Element and region data
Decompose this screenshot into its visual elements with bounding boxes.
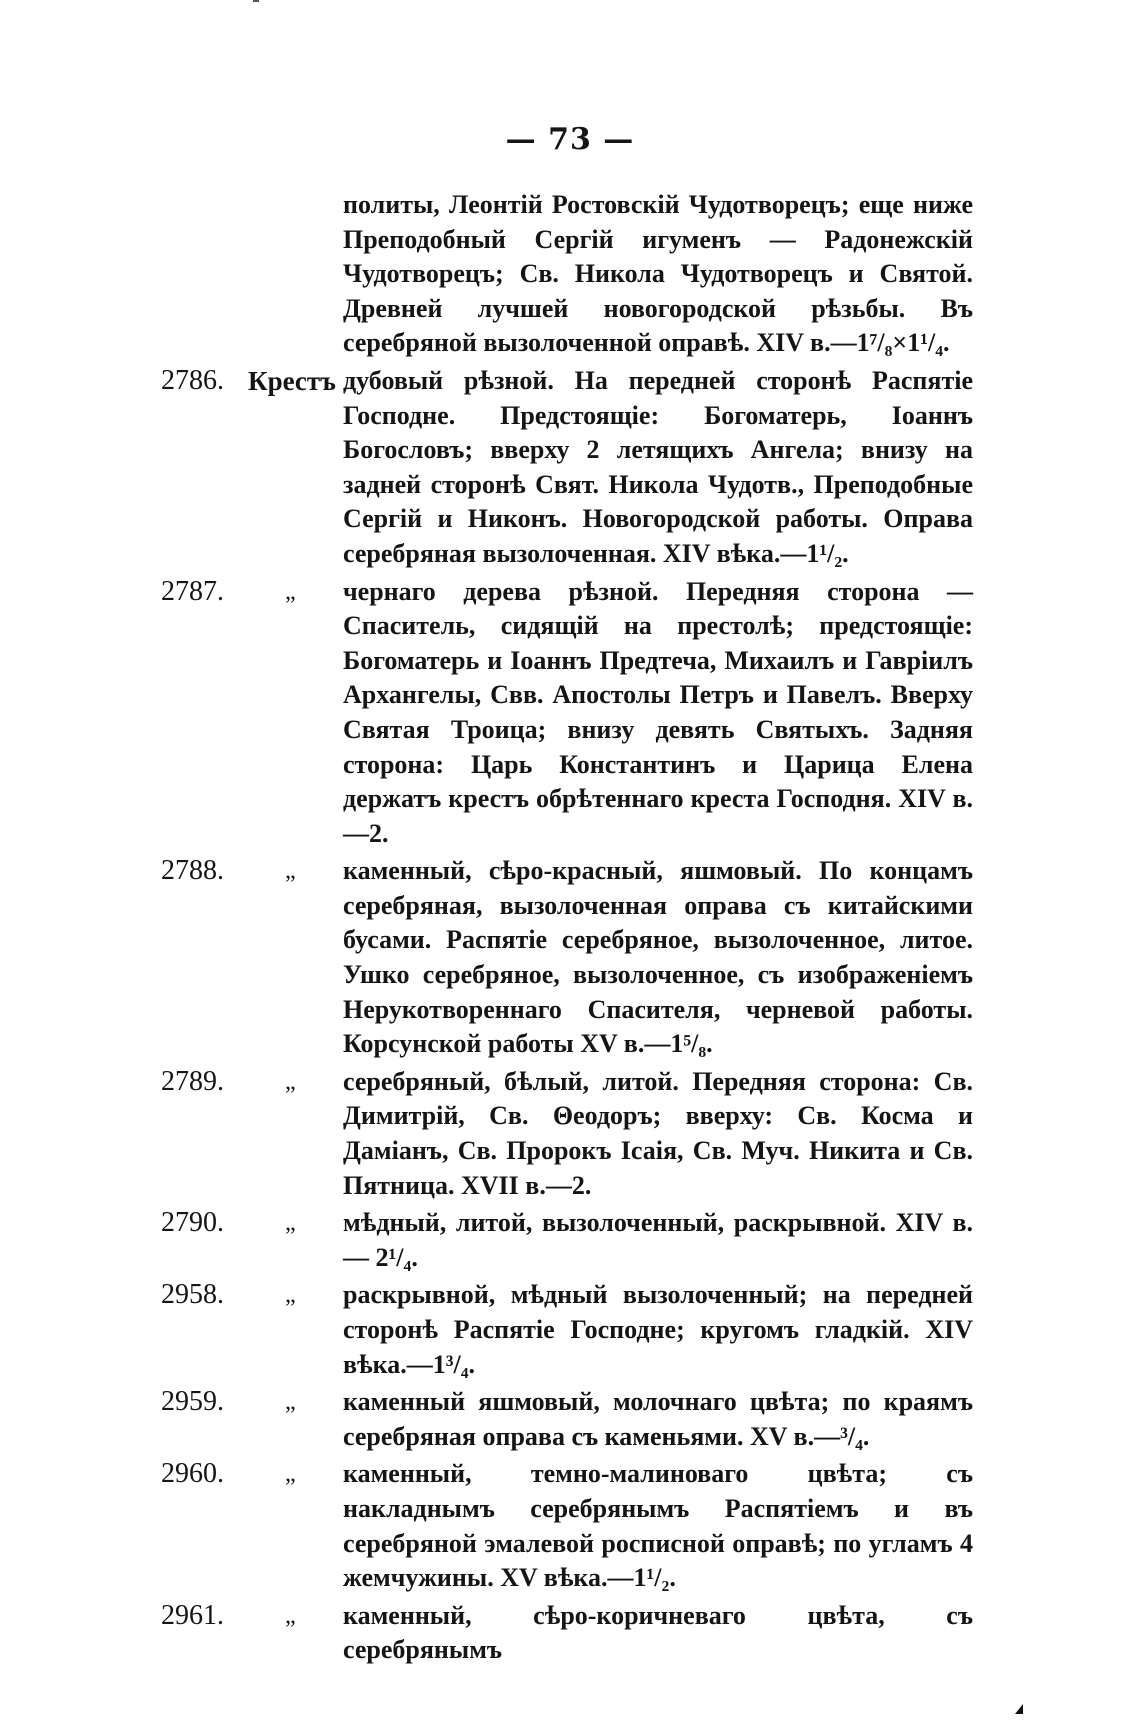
entry-number: 2961.	[161, 1599, 224, 1631]
ditto-mark: „	[285, 1068, 296, 1095]
ditto-mark: „	[285, 858, 296, 885]
ditto-mark: „	[285, 1282, 296, 1309]
catalog-entry-2961	[0, 1599, 1140, 1668]
ditto-mark: „	[285, 1210, 296, 1237]
entry-text: мѣдный, литой, вызолоченный, раскрывной. XIV в.— 2¹/₄.	[343, 1208, 973, 1272]
ditto-mark: „	[285, 578, 296, 605]
catalog-entry-2960	[0, 1457, 1140, 1595]
ditto-mark: „	[285, 1461, 296, 1488]
ditto-mark: „	[285, 1389, 296, 1416]
catalog-entry-2790	[0, 1206, 1140, 1275]
entry-text: чернаго дерева рѣзной. Передняя сторона — Спаситель, сидящій на престолѣ; предстоящіе: Богоматерь и Іоаннъ Предтеча, Михаилъ и Гавріилъ Архангелы, Свв. Апостолы Петръ и Павелъ. Вверху Святая Троица; внизу девять Святыхъ. Задняя сторона: Царь Константинъ и Царица Елена держатъ крестъ обрѣтеннаго креста Господня. XIV в.—2.	[343, 576, 973, 848]
entry-number: 2958.	[161, 1279, 224, 1311]
entry-text: политы, Леонтій Ростовскій Чудотворецъ; еще ниже Преподобный Сергій игуменъ — Радонежскій Чудотворецъ; Св. Никола Чудотворецъ и Святой. Древней лучшей новогородской рѣзьбы. Въ серебряной вызолоченной оправѣ. XIV в.—1⁷/₈×1¹/₄.	[343, 190, 973, 358]
entry-number: 2789.	[161, 1065, 224, 1097]
entry-number: 2960.	[161, 1458, 224, 1490]
catalog-entry-2786	[0, 364, 1140, 572]
catalog-entry-2787	[0, 575, 1140, 852]
entry-text: каменный, темно-малиноваго цвѣта; съ накладнымъ серебрянымъ Распятіемъ и въ серебряной эмалевой росписной оправѣ; по угламъ 4 жемчужины. XV вѣка.—1¹/₂.	[343, 1459, 973, 1593]
catalog-entry-continuation	[0, 188, 1140, 361]
entry-text: каменный, сѣро-красный, яшмовый. По концамъ серебряная, вызолоченная оправа съ китайскими бусами. Распятіе серебряное, вызолоченное, литое. Ушко серебряное, вызолоченное, съ изображеніемъ Нерукотвореннаго Спасителя, черневой работы. Корсунской работы XV в.—1⁵/₈.	[343, 856, 973, 1059]
catalog-entry-2789	[0, 1065, 1140, 1203]
entry-number: 2788.	[161, 855, 224, 887]
entry-text: серебряный, бѣлый, литой. Передняя сторона: Св. Димитрій, Св. Θеодоръ; вверху: Св. Косма и Даміанъ, Св. Пророкъ Ісаія, Св. Муч. Никита и Св. Пятница. XVII в.—2.	[343, 1066, 973, 1200]
page-number: — 73 —	[505, 122, 635, 157]
catalog-entry-2788	[0, 854, 1140, 1062]
entry-text: раскрывной, мѣдный вызолоченный; на передней сторонѣ Распятіе Господне; кругомъ гладкій. XIV вѣка.—1³/₄.	[343, 1280, 973, 1379]
entry-text: дубовый рѣзной. На передней сторонѣ Распятіе Господне. Предстоящіе: Богоматерь, Іоаннъ Богословъ; вверху 2 летящихъ Ангела; внизу на задней сторонѣ Свят. Никола Чудотв., Преподобные Сергій и Никонъ. Новогородской работы. Оправа серебряная вызолоченная. XIV вѣка.—1¹/₂.	[343, 365, 973, 568]
entry-number: 2787.	[161, 575, 224, 607]
ditto-mark: „	[285, 1602, 296, 1629]
entry-heading: Крестъ	[248, 365, 336, 396]
entry-text: каменный, сѣро-коричневаго цвѣта, съ серебрянымъ	[343, 1600, 973, 1665]
catalog-entry-2959	[0, 1385, 1140, 1454]
top-scan-mark	[253, 0, 259, 2]
catalog-entry-2958	[0, 1278, 1140, 1382]
corner-scan-mark	[1015, 1704, 1023, 1714]
entry-number: 2790.	[161, 1207, 224, 1239]
catalog-entries	[0, 188, 1140, 1668]
entry-text: каменный яшмовый, молочнаго цвѣта; по краямъ серебряная оправа съ каменьями. XV в.—³/₄.	[343, 1387, 973, 1451]
entry-number: 2959.	[161, 1386, 224, 1418]
entry-number: 2786.	[161, 364, 224, 396]
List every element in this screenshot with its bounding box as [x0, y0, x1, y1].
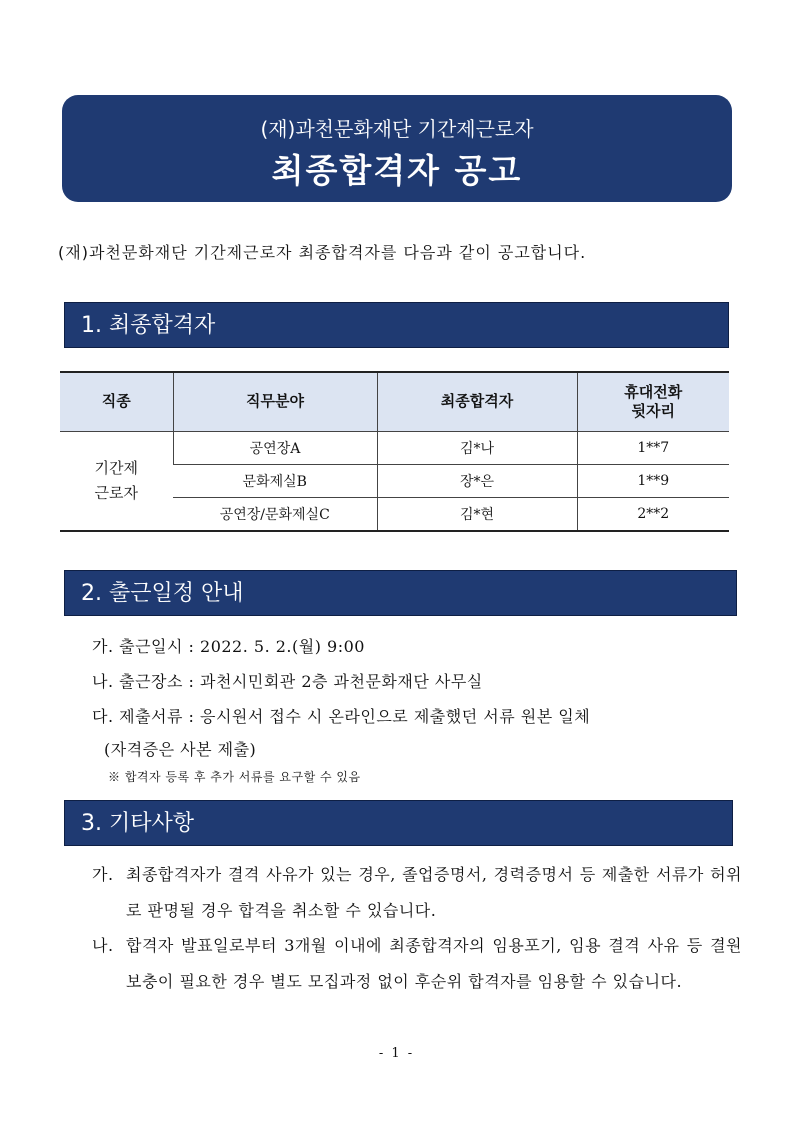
list-item: 다. 제출서류 : 응시원서 접수 시 온라인으로 제출했던 서류 원본 일체 [92, 707, 591, 726]
finalist-name-cell: 장*은 [377, 465, 577, 498]
page-number: - 1 - [378, 1046, 415, 1061]
section-1-heading: 1. 최종합격자 [64, 302, 729, 348]
page-title: 최종합격자 공고 [271, 151, 523, 190]
job-field-cell: 문화제실B [173, 465, 377, 498]
col-header-job-type: 직종 [60, 372, 173, 432]
phone-digits-cell: 2**2 [577, 498, 729, 532]
item-marker: 나. [92, 936, 114, 955]
list-item: 가. 출근일시 : 2022. 5. 2.(월) 9:00 [92, 637, 365, 656]
note-text: ※ 합격자 등록 후 추가 서류를 요구할 수 있음 [108, 770, 361, 784]
list-item: (자격증은 사본 제출) [104, 740, 257, 759]
job-field-cell: 공연장/문화제실C [173, 498, 377, 532]
intro-text: (재)과천문화재단 기간제근로자 최종합격자를 다음과 같이 공고합니다. [58, 243, 587, 262]
finalist-table [60, 371, 729, 532]
finalist-name-cell: 김*현 [377, 498, 577, 532]
job-type-cell: 기간제 근로자 [60, 432, 173, 532]
col-header-phone-digits: 휴대전화 뒷자리 [577, 372, 729, 432]
list-item [92, 928, 742, 1000]
section-2-heading: 2. 출근일정 안내 [64, 570, 737, 616]
banner-subtitle: (재)과천문화재단 기간제근로자 [260, 117, 534, 141]
list-item: 나. 출근장소 : 과천시민회관 2층 과천문화재단 사무실 [92, 672, 483, 691]
table-header-row [60, 372, 729, 432]
col-header-job-field: 직무분야 [173, 372, 377, 432]
table-row [60, 432, 729, 465]
list-item [92, 857, 742, 929]
item-marker: 가. [92, 865, 114, 884]
item-text: 최종합격자가 결격 사유가 있는 경우, 졸업증명서, 경력증명서 등 제출한 서류가 허위로 판명될 경우 합격을 취소할 수 있습니다. [126, 865, 742, 920]
col-header-finalist: 최종합격자 [377, 372, 577, 432]
item-text: 합격자 발표일로부터 3개월 이내에 최종합격자의 임용포기, 임용 결격 사유 등 결원 보충이 필요한 경우 별도 모집과정 없이 후순위 합격자를 임용할 수 있습니다. [126, 936, 742, 991]
section-3-heading: 3. 기타사항 [64, 800, 733, 846]
title-banner [62, 95, 732, 202]
phone-digits-cell: 1**9 [577, 465, 729, 498]
phone-digits-cell: 1**7 [577, 432, 729, 465]
job-field-cell: 공연장A [173, 432, 377, 465]
finalist-name-cell: 김*나 [377, 432, 577, 465]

Directive>
Reproduce the entries from the line containing "list-item: 다. 제출서류" through the line containing "finalist-table [60, 371, 729, 532]", without any changes.

The completed task>
list-item: 다. 제출서류 : 응시원서 접수 시 온라인으로 제출했던 서류 원본 일체 [92, 707, 591, 726]
finalist-name-cell: 장*은 [377, 465, 577, 498]
page-number: - 1 - [378, 1046, 415, 1061]
section-1-heading: 1. 최종합격자 [64, 302, 729, 348]
page-title: 최종합격자 공고 [271, 151, 523, 190]
job-field-cell: 문화제실B [173, 465, 377, 498]
col-header-job-type: 직종 [60, 372, 173, 432]
phone-digits-cell: 2**2 [577, 498, 729, 532]
item-marker: 나. [92, 936, 114, 955]
list-item: 가. 출근일시 : 2022. 5. 2.(월) 9:00 [92, 637, 365, 656]
note-text: ※ 합격자 등록 후 추가 서류를 요구할 수 있음 [108, 770, 361, 784]
list-item: (자격증은 사본 제출) [104, 740, 257, 759]
job-field-cell: 공연장/문화제실C [173, 498, 377, 532]
intro-text: (재)과천문화재단 기간제근로자 최종합격자를 다음과 같이 공고합니다. [58, 243, 587, 262]
finalist-table [60, 371, 729, 532]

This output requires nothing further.